*** RAW DATA

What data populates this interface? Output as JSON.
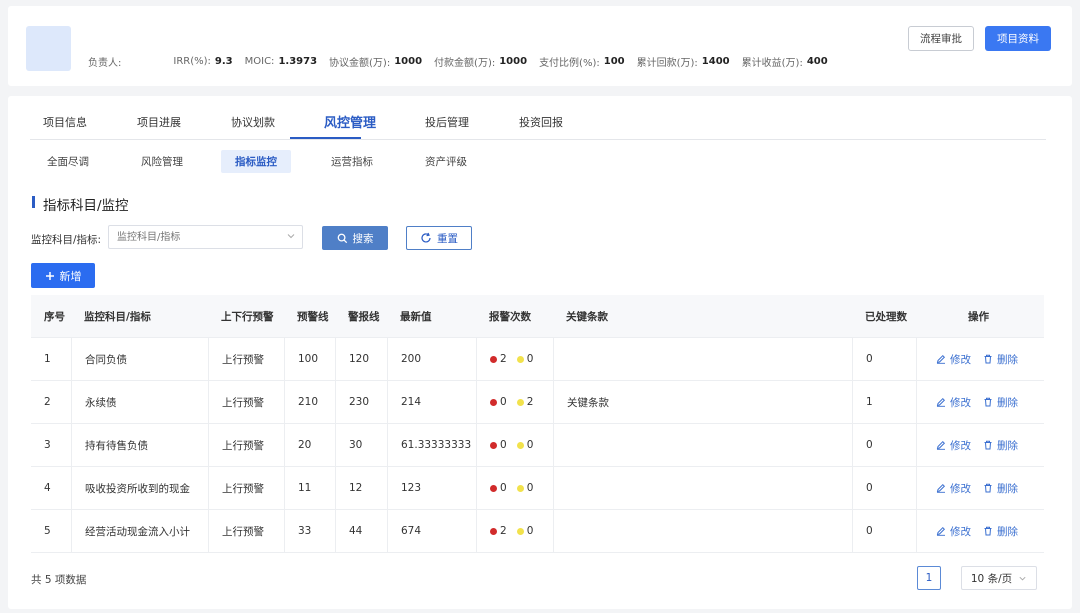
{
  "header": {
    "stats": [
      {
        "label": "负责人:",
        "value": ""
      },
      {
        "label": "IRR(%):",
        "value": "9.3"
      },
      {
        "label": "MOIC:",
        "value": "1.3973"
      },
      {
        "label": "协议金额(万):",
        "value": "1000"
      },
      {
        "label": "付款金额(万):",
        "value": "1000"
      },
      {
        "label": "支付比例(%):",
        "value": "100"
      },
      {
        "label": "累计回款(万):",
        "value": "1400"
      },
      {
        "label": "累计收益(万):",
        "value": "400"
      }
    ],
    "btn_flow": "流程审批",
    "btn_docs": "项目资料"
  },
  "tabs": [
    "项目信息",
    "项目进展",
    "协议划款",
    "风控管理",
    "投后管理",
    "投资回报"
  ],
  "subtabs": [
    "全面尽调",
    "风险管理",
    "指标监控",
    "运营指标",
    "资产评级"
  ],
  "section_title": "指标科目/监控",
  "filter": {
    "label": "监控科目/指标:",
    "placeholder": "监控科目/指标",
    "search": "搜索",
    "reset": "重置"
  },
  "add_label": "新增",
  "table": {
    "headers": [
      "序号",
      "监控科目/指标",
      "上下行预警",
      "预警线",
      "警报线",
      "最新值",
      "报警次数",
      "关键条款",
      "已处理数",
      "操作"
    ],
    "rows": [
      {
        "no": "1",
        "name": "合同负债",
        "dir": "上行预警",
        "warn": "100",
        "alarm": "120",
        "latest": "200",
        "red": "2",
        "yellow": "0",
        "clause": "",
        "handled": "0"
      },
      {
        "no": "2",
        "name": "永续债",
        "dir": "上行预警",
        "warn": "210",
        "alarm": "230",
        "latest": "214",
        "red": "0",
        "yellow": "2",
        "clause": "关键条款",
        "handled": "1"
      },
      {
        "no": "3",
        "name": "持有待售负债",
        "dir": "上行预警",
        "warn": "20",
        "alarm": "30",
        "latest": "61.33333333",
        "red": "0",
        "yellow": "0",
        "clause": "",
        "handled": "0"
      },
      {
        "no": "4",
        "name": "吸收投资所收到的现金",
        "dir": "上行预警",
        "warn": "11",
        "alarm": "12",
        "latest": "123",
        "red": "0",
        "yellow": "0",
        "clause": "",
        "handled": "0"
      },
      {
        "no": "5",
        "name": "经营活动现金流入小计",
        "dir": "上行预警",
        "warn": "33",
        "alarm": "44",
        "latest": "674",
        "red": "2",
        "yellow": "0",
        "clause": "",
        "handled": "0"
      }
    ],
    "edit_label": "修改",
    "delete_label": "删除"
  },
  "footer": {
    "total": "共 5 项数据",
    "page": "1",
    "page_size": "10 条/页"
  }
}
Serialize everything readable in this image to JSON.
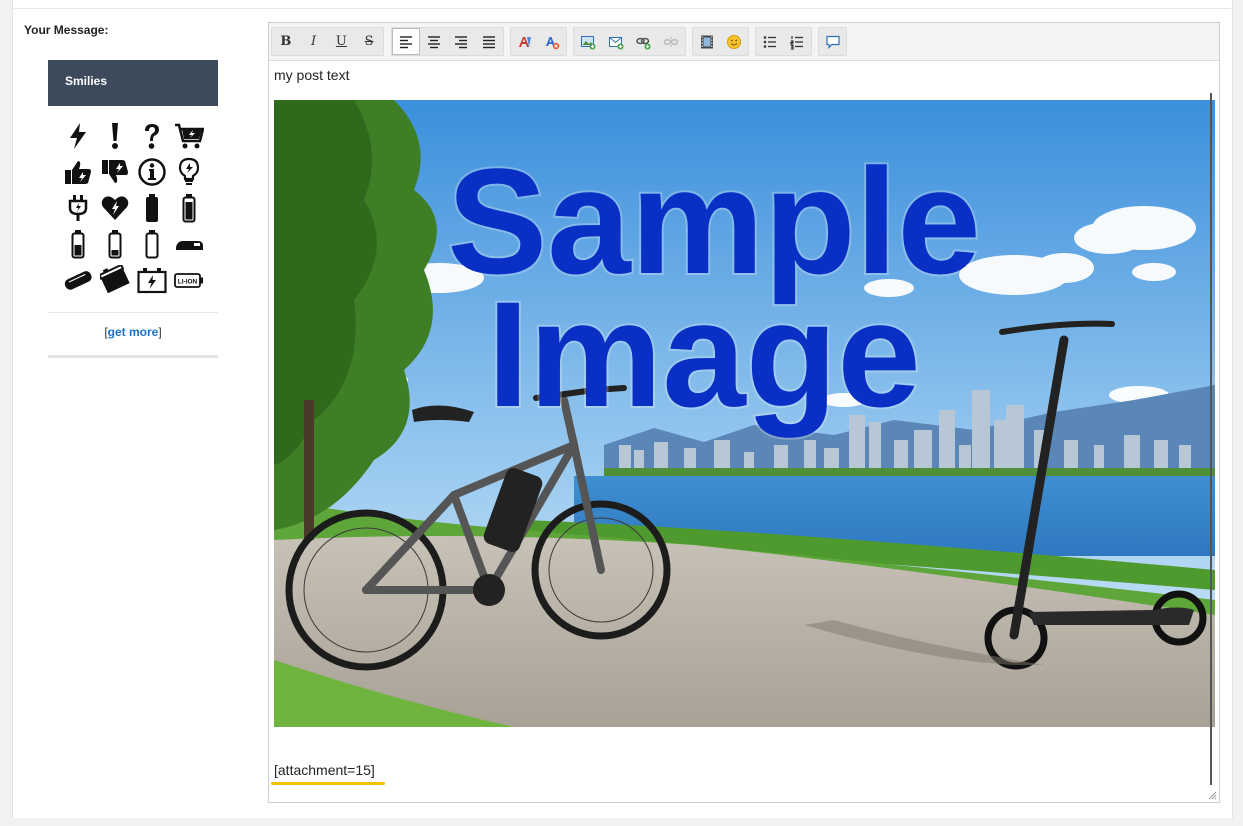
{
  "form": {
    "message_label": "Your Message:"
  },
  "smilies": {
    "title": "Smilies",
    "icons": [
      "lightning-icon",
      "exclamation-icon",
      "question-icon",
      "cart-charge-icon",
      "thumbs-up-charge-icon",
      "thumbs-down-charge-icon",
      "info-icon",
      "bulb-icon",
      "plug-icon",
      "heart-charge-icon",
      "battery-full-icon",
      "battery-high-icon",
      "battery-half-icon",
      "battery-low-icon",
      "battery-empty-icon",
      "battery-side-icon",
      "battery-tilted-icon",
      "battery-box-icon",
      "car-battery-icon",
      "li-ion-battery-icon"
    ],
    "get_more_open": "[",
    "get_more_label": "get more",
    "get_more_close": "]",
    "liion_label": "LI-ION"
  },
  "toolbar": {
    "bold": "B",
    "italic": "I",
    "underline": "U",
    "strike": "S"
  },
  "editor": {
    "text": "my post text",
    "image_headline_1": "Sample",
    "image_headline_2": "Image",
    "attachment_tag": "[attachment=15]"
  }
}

******

» REQUIRED WORK
Exclude the pictures, and output exactly the lines from the one with "Serialize everything readable" through the last line of the records, both included.

» IN RESPONSE
Serialize everything readable in this image to JSON.
{
  "form": {
    "message_label": "Your Message:"
  },
  "smilies": {
    "title": "Smilies",
    "icons": [
      "lightning-icon",
      "exclamation-icon",
      "question-icon",
      "cart-charge-icon",
      "thumbs-up-charge-icon",
      "thumbs-down-charge-icon",
      "info-icon",
      "bulb-icon",
      "plug-icon",
      "heart-charge-icon",
      "battery-full-icon",
      "battery-high-icon",
      "battery-half-icon",
      "battery-low-icon",
      "battery-empty-icon",
      "battery-side-icon",
      "battery-tilted-icon",
      "battery-box-icon",
      "car-battery-icon",
      "li-ion-battery-icon"
    ],
    "get_more_open": "[",
    "get_more_label": "get more",
    "get_more_close": "]",
    "liion_label": "LI-ION"
  },
  "toolbar": {
    "bold": "B",
    "italic": "I",
    "underline": "U",
    "strike": "S"
  },
  "editor": {
    "text": "my post text",
    "image_headline_1": "Sample",
    "image_headline_2": "Image",
    "attachment_tag": "[attachment=15]"
  }
}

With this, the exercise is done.